State the number of lines in these records that include the word "historical", and add nothing to it.

▶ _Chart and figure data_:
____________________
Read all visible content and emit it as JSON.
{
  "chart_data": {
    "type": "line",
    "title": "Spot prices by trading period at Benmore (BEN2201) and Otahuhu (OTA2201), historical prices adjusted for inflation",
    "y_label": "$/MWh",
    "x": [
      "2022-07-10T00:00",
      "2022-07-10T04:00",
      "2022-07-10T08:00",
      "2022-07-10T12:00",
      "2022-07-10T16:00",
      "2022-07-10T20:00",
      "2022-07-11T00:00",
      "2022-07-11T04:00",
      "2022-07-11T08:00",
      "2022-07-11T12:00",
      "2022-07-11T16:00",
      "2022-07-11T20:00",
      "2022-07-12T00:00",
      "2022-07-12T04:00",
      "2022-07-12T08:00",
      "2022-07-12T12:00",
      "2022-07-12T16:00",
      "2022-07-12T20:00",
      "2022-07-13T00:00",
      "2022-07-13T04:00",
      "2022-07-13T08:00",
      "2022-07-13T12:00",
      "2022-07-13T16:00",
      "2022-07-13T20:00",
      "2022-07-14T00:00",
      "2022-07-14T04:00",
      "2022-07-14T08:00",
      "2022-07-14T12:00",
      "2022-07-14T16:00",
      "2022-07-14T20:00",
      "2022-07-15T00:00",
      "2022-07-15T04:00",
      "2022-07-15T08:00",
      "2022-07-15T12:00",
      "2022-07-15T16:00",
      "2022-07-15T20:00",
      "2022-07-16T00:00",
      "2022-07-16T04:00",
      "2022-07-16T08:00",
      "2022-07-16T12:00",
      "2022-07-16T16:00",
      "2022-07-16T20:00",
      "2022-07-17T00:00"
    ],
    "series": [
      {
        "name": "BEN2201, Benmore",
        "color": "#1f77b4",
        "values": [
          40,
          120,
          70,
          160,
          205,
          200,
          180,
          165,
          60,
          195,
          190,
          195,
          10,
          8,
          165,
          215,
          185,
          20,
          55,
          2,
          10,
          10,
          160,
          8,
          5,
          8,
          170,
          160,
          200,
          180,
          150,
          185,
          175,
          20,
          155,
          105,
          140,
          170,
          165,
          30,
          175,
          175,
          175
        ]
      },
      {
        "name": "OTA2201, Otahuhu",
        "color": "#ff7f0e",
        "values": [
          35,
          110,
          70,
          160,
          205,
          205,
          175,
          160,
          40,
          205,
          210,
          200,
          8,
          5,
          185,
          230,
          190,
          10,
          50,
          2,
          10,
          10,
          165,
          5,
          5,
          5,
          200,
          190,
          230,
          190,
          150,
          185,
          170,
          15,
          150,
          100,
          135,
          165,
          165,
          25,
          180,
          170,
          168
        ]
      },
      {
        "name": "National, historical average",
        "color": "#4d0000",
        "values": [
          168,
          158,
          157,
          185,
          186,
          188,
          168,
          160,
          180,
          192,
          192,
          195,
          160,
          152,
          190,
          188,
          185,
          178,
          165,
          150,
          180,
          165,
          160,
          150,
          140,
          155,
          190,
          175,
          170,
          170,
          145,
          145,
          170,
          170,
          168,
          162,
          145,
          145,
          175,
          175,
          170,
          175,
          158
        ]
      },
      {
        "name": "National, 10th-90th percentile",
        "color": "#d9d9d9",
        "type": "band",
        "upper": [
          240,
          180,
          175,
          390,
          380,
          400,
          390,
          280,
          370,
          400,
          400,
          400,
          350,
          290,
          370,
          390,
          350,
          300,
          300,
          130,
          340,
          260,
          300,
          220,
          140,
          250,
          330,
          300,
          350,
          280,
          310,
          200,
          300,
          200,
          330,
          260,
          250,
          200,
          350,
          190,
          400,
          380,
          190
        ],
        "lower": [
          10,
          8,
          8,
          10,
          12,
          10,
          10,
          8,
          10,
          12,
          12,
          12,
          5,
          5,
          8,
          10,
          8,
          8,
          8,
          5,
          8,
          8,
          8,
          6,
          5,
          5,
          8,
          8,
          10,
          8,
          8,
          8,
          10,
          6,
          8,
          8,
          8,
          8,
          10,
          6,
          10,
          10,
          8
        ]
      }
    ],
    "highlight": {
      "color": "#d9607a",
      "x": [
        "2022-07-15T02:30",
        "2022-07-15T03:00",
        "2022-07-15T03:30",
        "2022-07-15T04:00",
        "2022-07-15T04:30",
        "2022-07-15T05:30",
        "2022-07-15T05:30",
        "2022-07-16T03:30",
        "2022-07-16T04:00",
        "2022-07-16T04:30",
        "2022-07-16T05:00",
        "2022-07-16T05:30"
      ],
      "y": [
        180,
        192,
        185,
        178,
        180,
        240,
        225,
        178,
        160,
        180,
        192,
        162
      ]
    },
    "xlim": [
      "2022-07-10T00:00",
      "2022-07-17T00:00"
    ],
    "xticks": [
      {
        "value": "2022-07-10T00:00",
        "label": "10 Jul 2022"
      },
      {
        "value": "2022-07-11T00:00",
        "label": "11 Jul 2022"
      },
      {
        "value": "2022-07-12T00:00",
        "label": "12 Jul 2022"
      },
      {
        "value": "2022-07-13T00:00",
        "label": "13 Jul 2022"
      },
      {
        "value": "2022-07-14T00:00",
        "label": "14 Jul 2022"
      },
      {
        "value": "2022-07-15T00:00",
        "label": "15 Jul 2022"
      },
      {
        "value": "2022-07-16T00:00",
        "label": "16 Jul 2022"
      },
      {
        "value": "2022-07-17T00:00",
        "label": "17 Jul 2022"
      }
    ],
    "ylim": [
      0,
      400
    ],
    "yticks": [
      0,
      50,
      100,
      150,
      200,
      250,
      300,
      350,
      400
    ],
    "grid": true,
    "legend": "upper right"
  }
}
____________________
▶ _Problem solution_: 2